EXERCISE REQUIREMENTS: Update the material below by replacing "Economic Impact" with "Economic Output" wherever it occurs, keeping everything else the same. Leave the pictures out of your answer.

Records contained in a dataset
— BEGIN —

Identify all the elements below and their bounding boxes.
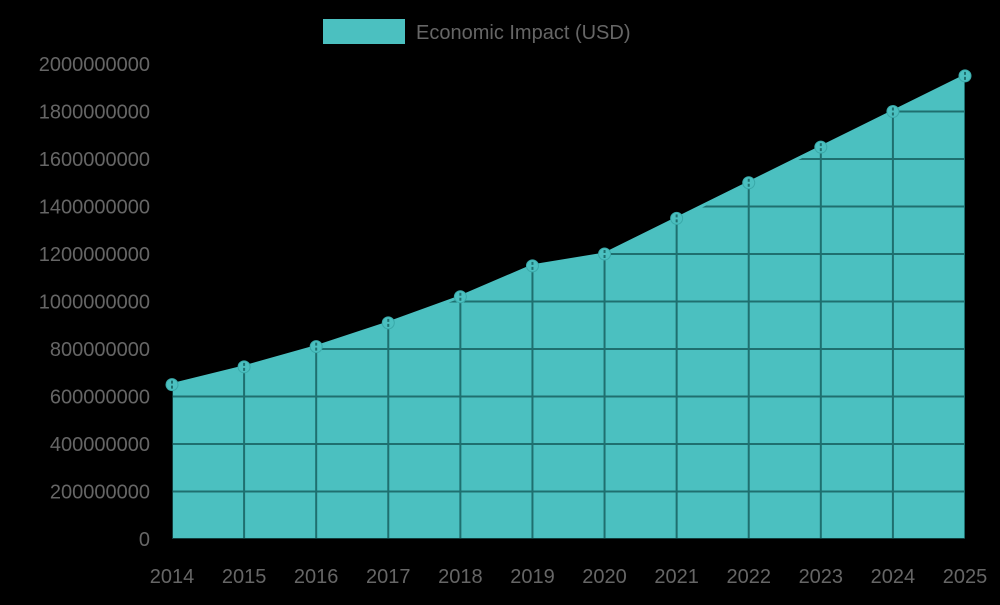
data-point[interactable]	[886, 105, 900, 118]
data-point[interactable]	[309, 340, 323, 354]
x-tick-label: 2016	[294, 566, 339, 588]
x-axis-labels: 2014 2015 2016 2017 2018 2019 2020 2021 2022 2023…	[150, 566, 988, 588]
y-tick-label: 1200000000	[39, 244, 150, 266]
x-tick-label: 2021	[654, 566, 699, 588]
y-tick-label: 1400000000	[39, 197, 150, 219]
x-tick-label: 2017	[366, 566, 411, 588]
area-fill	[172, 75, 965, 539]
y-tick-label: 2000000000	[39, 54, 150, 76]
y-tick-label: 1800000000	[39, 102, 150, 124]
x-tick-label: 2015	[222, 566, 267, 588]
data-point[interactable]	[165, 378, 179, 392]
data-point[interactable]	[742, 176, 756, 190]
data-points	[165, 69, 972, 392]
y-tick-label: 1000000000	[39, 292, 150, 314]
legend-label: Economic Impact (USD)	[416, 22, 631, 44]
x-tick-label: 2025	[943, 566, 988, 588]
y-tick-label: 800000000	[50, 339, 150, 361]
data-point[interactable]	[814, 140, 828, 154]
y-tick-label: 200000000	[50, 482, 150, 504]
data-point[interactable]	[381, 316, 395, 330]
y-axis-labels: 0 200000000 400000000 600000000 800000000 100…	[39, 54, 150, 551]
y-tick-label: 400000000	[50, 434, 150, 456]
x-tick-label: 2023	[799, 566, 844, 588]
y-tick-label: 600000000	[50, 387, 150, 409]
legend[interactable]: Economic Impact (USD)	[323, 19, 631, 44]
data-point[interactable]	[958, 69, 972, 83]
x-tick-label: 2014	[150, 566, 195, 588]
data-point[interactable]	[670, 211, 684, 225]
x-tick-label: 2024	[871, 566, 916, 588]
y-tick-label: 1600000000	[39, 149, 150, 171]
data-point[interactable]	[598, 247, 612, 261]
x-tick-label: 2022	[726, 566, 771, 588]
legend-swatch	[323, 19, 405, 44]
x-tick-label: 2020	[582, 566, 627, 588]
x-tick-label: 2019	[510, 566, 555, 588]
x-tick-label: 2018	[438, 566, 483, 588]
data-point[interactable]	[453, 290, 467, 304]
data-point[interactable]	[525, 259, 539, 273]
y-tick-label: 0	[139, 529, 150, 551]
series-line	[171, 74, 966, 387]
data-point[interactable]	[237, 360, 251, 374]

— END —

ANSWER TO THIS TASK:
Identify all the elements below and their bounding boxes.
data-point[interactable]	[886, 105, 900, 118]
data-point[interactable]	[309, 340, 323, 354]
x-tick-label: 2016	[294, 566, 339, 588]
x-axis-labels: 2014 2015 2016 2017 2018 2019 2020 2021 2022 2023…	[150, 566, 988, 588]
y-tick-label: 1200000000	[39, 244, 150, 266]
x-tick-label: 2021	[654, 566, 699, 588]
y-tick-label: 1400000000	[39, 197, 150, 219]
x-tick-label: 2017	[366, 566, 411, 588]
area-fill	[172, 75, 965, 539]
y-tick-label: 2000000000	[39, 54, 150, 76]
y-tick-label: 1800000000	[39, 102, 150, 124]
x-tick-label: 2015	[222, 566, 267, 588]
data-point[interactable]	[165, 378, 179, 392]
data-point[interactable]	[742, 176, 756, 190]
data-points	[165, 69, 972, 392]
y-tick-label: 1000000000	[39, 292, 150, 314]
legend-label: Economic Output (USD)	[416, 22, 631, 44]
x-tick-label: 2025	[943, 566, 988, 588]
y-tick-label: 800000000	[50, 339, 150, 361]
data-point[interactable]	[814, 140, 828, 154]
y-tick-label: 200000000	[50, 482, 150, 504]
data-point[interactable]	[381, 316, 395, 330]
y-axis-labels: 0 200000000 400000000 600000000 800000000 100…	[39, 54, 150, 551]
y-tick-label: 400000000	[50, 434, 150, 456]
x-tick-label: 2023	[799, 566, 844, 588]
y-tick-label: 600000000	[50, 387, 150, 409]
legend[interactable]: Economic Output (USD)	[323, 19, 631, 44]
data-point[interactable]	[958, 69, 972, 83]
x-tick-label: 2014	[150, 566, 195, 588]
data-point[interactable]	[670, 211, 684, 225]
x-tick-label: 2024	[871, 566, 916, 588]
y-tick-label: 1600000000	[39, 149, 150, 171]
data-point[interactable]	[598, 247, 612, 261]
x-tick-label: 2022	[726, 566, 771, 588]
legend-swatch	[323, 19, 405, 44]
x-tick-label: 2020	[582, 566, 627, 588]
x-tick-label: 2019	[510, 566, 555, 588]
x-tick-label: 2018	[438, 566, 483, 588]
data-point[interactable]	[453, 290, 467, 304]
data-point[interactable]	[525, 259, 539, 273]
y-tick-label: 0	[139, 529, 150, 551]
series-line	[171, 74, 966, 387]
data-point[interactable]	[237, 360, 251, 374]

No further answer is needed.